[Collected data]
= = = = =
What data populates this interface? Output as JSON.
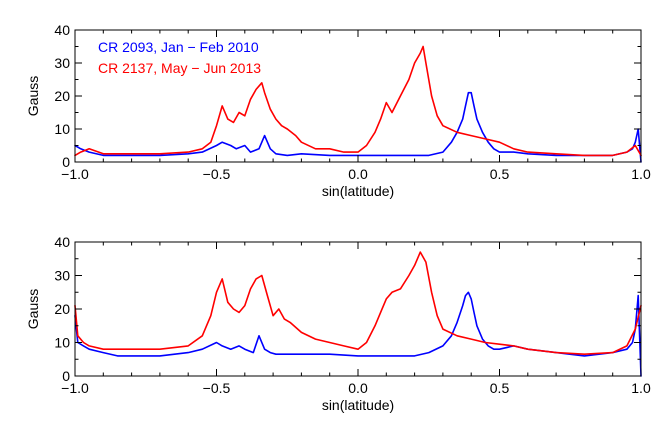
{
  "chart_data": [
    {
      "type": "line",
      "xlabel": "sin(latitude)",
      "ylabel": "Gauss",
      "xlim": [
        -1.0,
        1.0
      ],
      "ylim": [
        0,
        40
      ],
      "xticks": [
        -1.0,
        -0.5,
        0.0,
        0.5,
        1.0
      ],
      "xtick_labels": [
        "−1.0",
        "−0.5",
        "0.0",
        "0.5",
        "1.0"
      ],
      "yticks": [
        0,
        10,
        20,
        30,
        40
      ],
      "ytick_labels": [
        "0",
        "10",
        "20",
        "30",
        "40"
      ],
      "grid": false,
      "legend_position": "top-left",
      "series": [
        {
          "name": "CR 2093, Jan − Feb 2010",
          "color": "#0000ff",
          "x": [
            -1.0,
            -0.98,
            -0.95,
            -0.9,
            -0.85,
            -0.8,
            -0.7,
            -0.6,
            -0.55,
            -0.5,
            -0.48,
            -0.45,
            -0.43,
            -0.4,
            -0.38,
            -0.35,
            -0.33,
            -0.31,
            -0.29,
            -0.25,
            -0.2,
            -0.1,
            0.0,
            0.1,
            0.2,
            0.25,
            0.3,
            0.33,
            0.35,
            0.37,
            0.38,
            0.39,
            0.4,
            0.41,
            0.42,
            0.44,
            0.46,
            0.48,
            0.5,
            0.55,
            0.6,
            0.7,
            0.8,
            0.9,
            0.95,
            0.97,
            0.98,
            0.99,
            1.0
          ],
          "values": [
            5,
            4,
            3,
            2,
            2,
            2,
            2,
            2.5,
            3,
            5,
            6,
            5,
            4,
            5,
            3,
            4,
            8,
            4,
            2.5,
            2,
            2.5,
            2,
            2,
            2,
            2,
            2,
            3,
            6,
            9,
            13,
            17,
            21,
            21,
            17,
            13,
            9,
            6,
            4,
            3,
            3,
            2.5,
            2,
            2,
            2,
            3,
            4,
            6,
            10,
            0
          ]
        },
        {
          "name": "CR 2137, May − Jun 2013",
          "color": "#ff0000",
          "x": [
            -1.0,
            -0.98,
            -0.95,
            -0.9,
            -0.8,
            -0.7,
            -0.6,
            -0.55,
            -0.52,
            -0.5,
            -0.48,
            -0.46,
            -0.44,
            -0.42,
            -0.4,
            -0.38,
            -0.36,
            -0.34,
            -0.33,
            -0.31,
            -0.29,
            -0.27,
            -0.25,
            -0.22,
            -0.2,
            -0.15,
            -0.1,
            -0.05,
            0.0,
            0.03,
            0.06,
            0.08,
            0.1,
            0.12,
            0.15,
            0.18,
            0.2,
            0.22,
            0.23,
            0.24,
            0.26,
            0.28,
            0.3,
            0.35,
            0.4,
            0.45,
            0.5,
            0.55,
            0.6,
            0.7,
            0.8,
            0.9,
            0.95,
            0.98,
            1.0
          ],
          "values": [
            2,
            3,
            4,
            2.5,
            2.5,
            2.5,
            3,
            4,
            6,
            11,
            17,
            13,
            12,
            15,
            14,
            19,
            22,
            24,
            21,
            16,
            13,
            11,
            10,
            8,
            6,
            4,
            4,
            3,
            3,
            5,
            9,
            13,
            18,
            15,
            20,
            25,
            30,
            33,
            35,
            30,
            20,
            14,
            11,
            9,
            8,
            7,
            6,
            4,
            3,
            2.5,
            2,
            2,
            3,
            5,
            2
          ]
        }
      ]
    },
    {
      "type": "line",
      "xlabel": "sin(latitude)",
      "ylabel": "Gauss",
      "xlim": [
        -1.0,
        1.0
      ],
      "ylim": [
        0,
        40
      ],
      "xticks": [
        -1.0,
        -0.5,
        0.0,
        0.5,
        1.0
      ],
      "xtick_labels": [
        "−1.0",
        "−0.5",
        "0.0",
        "0.5",
        "1.0"
      ],
      "yticks": [
        0,
        10,
        20,
        30,
        40
      ],
      "ytick_labels": [
        "0",
        "10",
        "20",
        "30",
        "40"
      ],
      "grid": false,
      "series": [
        {
          "name": "",
          "color": "#0000ff",
          "x": [
            -1.0,
            -0.99,
            -0.97,
            -0.95,
            -0.9,
            -0.85,
            -0.8,
            -0.7,
            -0.6,
            -0.55,
            -0.5,
            -0.48,
            -0.45,
            -0.42,
            -0.4,
            -0.37,
            -0.35,
            -0.33,
            -0.31,
            -0.29,
            -0.26,
            -0.2,
            -0.1,
            0.0,
            0.1,
            0.2,
            0.25,
            0.3,
            0.33,
            0.35,
            0.37,
            0.38,
            0.39,
            0.4,
            0.41,
            0.42,
            0.44,
            0.46,
            0.48,
            0.5,
            0.55,
            0.6,
            0.7,
            0.8,
            0.9,
            0.95,
            0.97,
            0.98,
            0.99,
            1.0
          ],
          "values": [
            18,
            10,
            9,
            8,
            7,
            6,
            6,
            6,
            7,
            8,
            10,
            9,
            8,
            9,
            8,
            7,
            12,
            8,
            7,
            6.5,
            6.5,
            6.5,
            6.5,
            6,
            6,
            6,
            7,
            9,
            12,
            16,
            21,
            24,
            25,
            23,
            19,
            15,
            11,
            9,
            8,
            8,
            9,
            8,
            7,
            6,
            7,
            8,
            10,
            14,
            24,
            0
          ]
        },
        {
          "name": "",
          "color": "#ff0000",
          "x": [
            -1.0,
            -0.99,
            -0.97,
            -0.95,
            -0.9,
            -0.8,
            -0.7,
            -0.6,
            -0.55,
            -0.52,
            -0.5,
            -0.48,
            -0.46,
            -0.44,
            -0.42,
            -0.4,
            -0.38,
            -0.36,
            -0.34,
            -0.32,
            -0.3,
            -0.28,
            -0.26,
            -0.24,
            -0.2,
            -0.15,
            -0.1,
            -0.05,
            0.0,
            0.03,
            0.06,
            0.08,
            0.1,
            0.12,
            0.15,
            0.18,
            0.2,
            0.22,
            0.24,
            0.26,
            0.28,
            0.3,
            0.35,
            0.4,
            0.45,
            0.5,
            0.55,
            0.6,
            0.7,
            0.8,
            0.9,
            0.95,
            0.98,
            1.0
          ],
          "values": [
            21,
            12,
            10,
            9,
            8,
            8,
            8,
            9,
            12,
            18,
            25,
            29,
            22,
            20,
            19,
            21,
            26,
            29,
            30,
            24,
            18,
            20,
            17,
            16,
            13,
            11,
            10,
            9,
            8,
            10,
            15,
            19,
            23,
            25,
            26,
            30,
            33,
            37,
            34,
            25,
            18,
            14,
            12,
            11,
            10,
            9.5,
            9,
            8,
            7,
            6.5,
            7,
            9,
            14,
            21
          ]
        }
      ]
    }
  ]
}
= = = = =
Task to complete:
What is needed is an exact reproduction of the data, pictures excluded.

Response below:
What data populates this interface? Output as JSON.
{
  "chart_data": [
    {
      "type": "line",
      "xlabel": "sin(latitude)",
      "ylabel": "Gauss",
      "xlim": [
        -1.0,
        1.0
      ],
      "ylim": [
        0,
        40
      ],
      "xticks": [
        -1.0,
        -0.5,
        0.0,
        0.5,
        1.0
      ],
      "xtick_labels": [
        "−1.0",
        "−0.5",
        "0.0",
        "0.5",
        "1.0"
      ],
      "yticks": [
        0,
        10,
        20,
        30,
        40
      ],
      "ytick_labels": [
        "0",
        "10",
        "20",
        "30",
        "40"
      ],
      "grid": false,
      "legend_position": "top-left",
      "series": [
        {
          "name": "CR 2093, Jan − Feb 2010",
          "color": "#0000ff",
          "x": [
            -1.0,
            -0.98,
            -0.95,
            -0.9,
            -0.85,
            -0.8,
            -0.7,
            -0.6,
            -0.55,
            -0.5,
            -0.48,
            -0.45,
            -0.43,
            -0.4,
            -0.38,
            -0.35,
            -0.33,
            -0.31,
            -0.29,
            -0.25,
            -0.2,
            -0.1,
            0.0,
            0.1,
            0.2,
            0.25,
            0.3,
            0.33,
            0.35,
            0.37,
            0.38,
            0.39,
            0.4,
            0.41,
            0.42,
            0.44,
            0.46,
            0.48,
            0.5,
            0.55,
            0.6,
            0.7,
            0.8,
            0.9,
            0.95,
            0.97,
            0.98,
            0.99,
            1.0
          ],
          "values": [
            5,
            4,
            3,
            2,
            2,
            2,
            2,
            2.5,
            3,
            5,
            6,
            5,
            4,
            5,
            3,
            4,
            8,
            4,
            2.5,
            2,
            2.5,
            2,
            2,
            2,
            2,
            2,
            3,
            6,
            9,
            13,
            17,
            21,
            21,
            17,
            13,
            9,
            6,
            4,
            3,
            3,
            2.5,
            2,
            2,
            2,
            3,
            4,
            6,
            10,
            0
          ]
        },
        {
          "name": "CR 2137, May − Jun 2013",
          "color": "#ff0000",
          "x": [
            -1.0,
            -0.98,
            -0.95,
            -0.9,
            -0.8,
            -0.7,
            -0.6,
            -0.55,
            -0.52,
            -0.5,
            -0.48,
            -0.46,
            -0.44,
            -0.42,
            -0.4,
            -0.38,
            -0.36,
            -0.34,
            -0.33,
            -0.31,
            -0.29,
            -0.27,
            -0.25,
            -0.22,
            -0.2,
            -0.15,
            -0.1,
            -0.05,
            0.0,
            0.03,
            0.06,
            0.08,
            0.1,
            0.12,
            0.15,
            0.18,
            0.2,
            0.22,
            0.23,
            0.24,
            0.26,
            0.28,
            0.3,
            0.35,
            0.4,
            0.45,
            0.5,
            0.55,
            0.6,
            0.7,
            0.8,
            0.9,
            0.95,
            0.98,
            1.0
          ],
          "values": [
            2,
            3,
            4,
            2.5,
            2.5,
            2.5,
            3,
            4,
            6,
            11,
            17,
            13,
            12,
            15,
            14,
            19,
            22,
            24,
            21,
            16,
            13,
            11,
            10,
            8,
            6,
            4,
            4,
            3,
            3,
            5,
            9,
            13,
            18,
            15,
            20,
            25,
            30,
            33,
            35,
            30,
            20,
            14,
            11,
            9,
            8,
            7,
            6,
            4,
            3,
            2.5,
            2,
            2,
            3,
            5,
            2
          ]
        }
      ]
    },
    {
      "type": "line",
      "xlabel": "sin(latitude)",
      "ylabel": "Gauss",
      "xlim": [
        -1.0,
        1.0
      ],
      "ylim": [
        0,
        40
      ],
      "xticks": [
        -1.0,
        -0.5,
        0.0,
        0.5,
        1.0
      ],
      "xtick_labels": [
        "−1.0",
        "−0.5",
        "0.0",
        "0.5",
        "1.0"
      ],
      "yticks": [
        0,
        10,
        20,
        30,
        40
      ],
      "ytick_labels": [
        "0",
        "10",
        "20",
        "30",
        "40"
      ],
      "grid": false,
      "series": [
        {
          "name": "",
          "color": "#0000ff",
          "x": [
            -1.0,
            -0.99,
            -0.97,
            -0.95,
            -0.9,
            -0.85,
            -0.8,
            -0.7,
            -0.6,
            -0.55,
            -0.5,
            -0.48,
            -0.45,
            -0.42,
            -0.4,
            -0.37,
            -0.35,
            -0.33,
            -0.31,
            -0.29,
            -0.26,
            -0.2,
            -0.1,
            0.0,
            0.1,
            0.2,
            0.25,
            0.3,
            0.33,
            0.35,
            0.37,
            0.38,
            0.39,
            0.4,
            0.41,
            0.42,
            0.44,
            0.46,
            0.48,
            0.5,
            0.55,
            0.6,
            0.7,
            0.8,
            0.9,
            0.95,
            0.97,
            0.98,
            0.99,
            1.0
          ],
          "values": [
            18,
            10,
            9,
            8,
            7,
            6,
            6,
            6,
            7,
            8,
            10,
            9,
            8,
            9,
            8,
            7,
            12,
            8,
            7,
            6.5,
            6.5,
            6.5,
            6.5,
            6,
            6,
            6,
            7,
            9,
            12,
            16,
            21,
            24,
            25,
            23,
            19,
            15,
            11,
            9,
            8,
            8,
            9,
            8,
            7,
            6,
            7,
            8,
            10,
            14,
            24,
            0
          ]
        },
        {
          "name": "",
          "color": "#ff0000",
          "x": [
            -1.0,
            -0.99,
            -0.97,
            -0.95,
            -0.9,
            -0.8,
            -0.7,
            -0.6,
            -0.55,
            -0.52,
            -0.5,
            -0.48,
            -0.46,
            -0.44,
            -0.42,
            -0.4,
            -0.38,
            -0.36,
            -0.34,
            -0.32,
            -0.3,
            -0.28,
            -0.26,
            -0.24,
            -0.2,
            -0.15,
            -0.1,
            -0.05,
            0.0,
            0.03,
            0.06,
            0.08,
            0.1,
            0.12,
            0.15,
            0.18,
            0.2,
            0.22,
            0.24,
            0.26,
            0.28,
            0.3,
            0.35,
            0.4,
            0.45,
            0.5,
            0.55,
            0.6,
            0.7,
            0.8,
            0.9,
            0.95,
            0.98,
            1.0
          ],
          "values": [
            21,
            12,
            10,
            9,
            8,
            8,
            8,
            9,
            12,
            18,
            25,
            29,
            22,
            20,
            19,
            21,
            26,
            29,
            30,
            24,
            18,
            20,
            17,
            16,
            13,
            11,
            10,
            9,
            8,
            10,
            15,
            19,
            23,
            25,
            26,
            30,
            33,
            37,
            34,
            25,
            18,
            14,
            12,
            11,
            10,
            9.5,
            9,
            8,
            7,
            6.5,
            7,
            9,
            14,
            21
          ]
        }
      ]
    }
  ]
}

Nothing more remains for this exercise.